Directions
Restate the entries below verbatim.
[start of Dataset extract]
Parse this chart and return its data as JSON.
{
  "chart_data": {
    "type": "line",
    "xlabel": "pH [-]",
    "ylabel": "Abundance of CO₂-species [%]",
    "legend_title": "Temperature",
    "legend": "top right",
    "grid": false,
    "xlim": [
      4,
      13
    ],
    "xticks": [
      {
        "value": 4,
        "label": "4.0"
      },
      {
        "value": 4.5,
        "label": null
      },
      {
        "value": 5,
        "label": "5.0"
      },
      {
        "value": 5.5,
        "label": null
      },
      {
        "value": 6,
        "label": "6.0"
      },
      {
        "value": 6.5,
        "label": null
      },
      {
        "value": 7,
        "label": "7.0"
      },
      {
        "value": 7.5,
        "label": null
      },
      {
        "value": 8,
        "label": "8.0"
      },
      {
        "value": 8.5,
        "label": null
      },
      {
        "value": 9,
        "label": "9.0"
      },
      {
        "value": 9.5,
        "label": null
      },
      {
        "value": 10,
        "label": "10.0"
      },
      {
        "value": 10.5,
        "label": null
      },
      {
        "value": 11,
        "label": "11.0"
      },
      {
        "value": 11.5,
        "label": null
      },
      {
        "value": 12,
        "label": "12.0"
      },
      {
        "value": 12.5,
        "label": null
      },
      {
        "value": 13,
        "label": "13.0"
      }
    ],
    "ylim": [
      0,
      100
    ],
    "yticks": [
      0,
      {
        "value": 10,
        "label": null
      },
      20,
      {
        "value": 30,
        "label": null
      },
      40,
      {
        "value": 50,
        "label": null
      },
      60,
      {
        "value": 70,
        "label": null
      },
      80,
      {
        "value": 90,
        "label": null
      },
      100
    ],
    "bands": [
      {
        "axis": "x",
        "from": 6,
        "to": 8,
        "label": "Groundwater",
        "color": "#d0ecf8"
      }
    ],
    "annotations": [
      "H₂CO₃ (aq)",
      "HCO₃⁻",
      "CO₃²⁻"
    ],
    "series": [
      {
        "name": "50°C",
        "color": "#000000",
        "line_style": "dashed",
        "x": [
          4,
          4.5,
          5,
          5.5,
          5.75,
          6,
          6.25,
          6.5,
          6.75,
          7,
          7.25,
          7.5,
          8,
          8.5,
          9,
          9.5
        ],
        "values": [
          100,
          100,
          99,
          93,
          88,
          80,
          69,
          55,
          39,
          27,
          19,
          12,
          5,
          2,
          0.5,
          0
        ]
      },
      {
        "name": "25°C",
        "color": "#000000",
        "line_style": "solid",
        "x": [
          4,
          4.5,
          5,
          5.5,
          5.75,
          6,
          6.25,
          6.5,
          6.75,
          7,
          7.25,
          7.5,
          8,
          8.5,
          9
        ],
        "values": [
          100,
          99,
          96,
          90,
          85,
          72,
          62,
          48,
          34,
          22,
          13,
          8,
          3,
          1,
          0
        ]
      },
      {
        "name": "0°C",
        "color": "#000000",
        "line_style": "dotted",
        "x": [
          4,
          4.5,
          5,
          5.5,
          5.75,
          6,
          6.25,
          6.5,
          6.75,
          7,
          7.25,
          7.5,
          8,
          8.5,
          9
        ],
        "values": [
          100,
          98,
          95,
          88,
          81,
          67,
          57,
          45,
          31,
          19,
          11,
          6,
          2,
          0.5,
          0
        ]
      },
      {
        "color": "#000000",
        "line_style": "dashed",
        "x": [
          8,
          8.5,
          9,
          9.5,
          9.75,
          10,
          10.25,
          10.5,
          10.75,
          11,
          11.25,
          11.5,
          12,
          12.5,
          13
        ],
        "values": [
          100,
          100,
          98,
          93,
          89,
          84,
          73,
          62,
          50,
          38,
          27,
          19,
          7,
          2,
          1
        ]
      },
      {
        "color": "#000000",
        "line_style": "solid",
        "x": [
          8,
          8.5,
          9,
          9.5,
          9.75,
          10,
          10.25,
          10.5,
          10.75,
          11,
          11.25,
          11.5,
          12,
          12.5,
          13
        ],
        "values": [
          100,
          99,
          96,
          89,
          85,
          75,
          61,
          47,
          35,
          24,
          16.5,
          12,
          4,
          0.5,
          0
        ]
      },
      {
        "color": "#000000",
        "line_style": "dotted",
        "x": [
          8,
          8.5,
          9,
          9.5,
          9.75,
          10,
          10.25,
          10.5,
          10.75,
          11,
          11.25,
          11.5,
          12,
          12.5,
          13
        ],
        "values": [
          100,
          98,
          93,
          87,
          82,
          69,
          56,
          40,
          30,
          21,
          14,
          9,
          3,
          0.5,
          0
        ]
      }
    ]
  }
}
[end of Dataset extract]
Task response
Parse this chart and return its data as JSON.
{
  "chart_data": {
    "type": "line",
    "xlabel": "pH [-]",
    "ylabel": "Abundance of CO₂-species [%]",
    "legend_title": "Temperature",
    "legend": "top right",
    "grid": false,
    "xlim": [
      4,
      13
    ],
    "xticks": [
      {
        "value": 4,
        "label": "4.0"
      },
      {
        "value": 4.5,
        "label": null
      },
      {
        "value": 5,
        "label": "5.0"
      },
      {
        "value": 5.5,
        "label": null
      },
      {
        "value": 6,
        "label": "6.0"
      },
      {
        "value": 6.5,
        "label": null
      },
      {
        "value": 7,
        "label": "7.0"
      },
      {
        "value": 7.5,
        "label": null
      },
      {
        "value": 8,
        "label": "8.0"
      },
      {
        "value": 8.5,
        "label": null
      },
      {
        "value": 9,
        "label": "9.0"
      },
      {
        "value": 9.5,
        "label": null
      },
      {
        "value": 10,
        "label": "10.0"
      },
      {
        "value": 10.5,
        "label": null
      },
      {
        "value": 11,
        "label": "11.0"
      },
      {
        "value": 11.5,
        "label": null
      },
      {
        "value": 12,
        "label": "12.0"
      },
      {
        "value": 12.5,
        "label": null
      },
      {
        "value": 13,
        "label": "13.0"
      }
    ],
    "ylim": [
      0,
      100
    ],
    "yticks": [
      0,
      {
        "value": 10,
        "label": null
      },
      20,
      {
        "value": 30,
        "label": null
      },
      40,
      {
        "value": 50,
        "label": null
      },
      60,
      {
        "value": 70,
        "label": null
      },
      80,
      {
        "value": 90,
        "label": null
      },
      100
    ],
    "bands": [
      {
        "axis": "x",
        "from": 6,
        "to": 8,
        "label": "Groundwater",
        "color": "#d0ecf8"
      }
    ],
    "annotations": [
      "H₂CO₃ (aq)",
      "HCO₃⁻",
      "CO₃²⁻"
    ],
    "series": [
      {
        "name": "50°C",
        "color": "#000000",
        "line_style": "dashed",
        "x": [
          4,
          4.5,
          5,
          5.5,
          5.75,
          6,
          6.25,
          6.5,
          6.75,
          7,
          7.25,
          7.5,
          8,
          8.5,
          9,
          9.5
        ],
        "values": [
          100,
          100,
          99,
          93,
          88,
          80,
          69,
          55,
          39,
          27,
          19,
          12,
          5,
          2,
          0.5,
          0
        ]
      },
      {
        "name": "25°C",
        "color": "#000000",
        "line_style": "solid",
        "x": [
          4,
          4.5,
          5,
          5.5,
          5.75,
          6,
          6.25,
          6.5,
          6.75,
          7,
          7.25,
          7.5,
          8,
          8.5,
          9
        ],
        "values": [
          100,
          99,
          96,
          90,
          85,
          72,
          62,
          48,
          34,
          22,
          13,
          8,
          3,
          1,
          0
        ]
      },
      {
        "name": "0°C",
        "color": "#000000",
        "line_style": "dotted",
        "x": [
          4,
          4.5,
          5,
          5.5,
          5.75,
          6,
          6.25,
          6.5,
          6.75,
          7,
          7.25,
          7.5,
          8,
          8.5,
          9
        ],
        "values": [
          100,
          98,
          95,
          88,
          81,
          67,
          57,
          45,
          31,
          19,
          11,
          6,
          2,
          0.5,
          0
        ]
      },
      {
        "color": "#000000",
        "line_style": "dashed",
        "x": [
          8,
          8.5,
          9,
          9.5,
          9.75,
          10,
          10.25,
          10.5,
          10.75,
          11,
          11.25,
          11.5,
          12,
          12.5,
          13
        ],
        "values": [
          100,
          100,
          98,
          93,
          89,
          84,
          73,
          62,
          50,
          38,
          27,
          19,
          7,
          2,
          1
        ]
      },
      {
        "color": "#000000",
        "line_style": "solid",
        "x": [
          8,
          8.5,
          9,
          9.5,
          9.75,
          10,
          10.25,
          10.5,
          10.75,
          11,
          11.25,
          11.5,
          12,
          12.5,
          13
        ],
        "values": [
          100,
          99,
          96,
          89,
          85,
          75,
          61,
          47,
          35,
          24,
          16.5,
          12,
          4,
          0.5,
          0
        ]
      },
      {
        "color": "#000000",
        "line_style": "dotted",
        "x": [
          8,
          8.5,
          9,
          9.5,
          9.75,
          10,
          10.25,
          10.5,
          10.75,
          11,
          11.25,
          11.5,
          12,
          12.5,
          13
        ],
        "values": [
          100,
          98,
          93,
          87,
          82,
          69,
          56,
          40,
          30,
          21,
          14,
          9,
          3,
          0.5,
          0
        ]
      }
    ]
  }
}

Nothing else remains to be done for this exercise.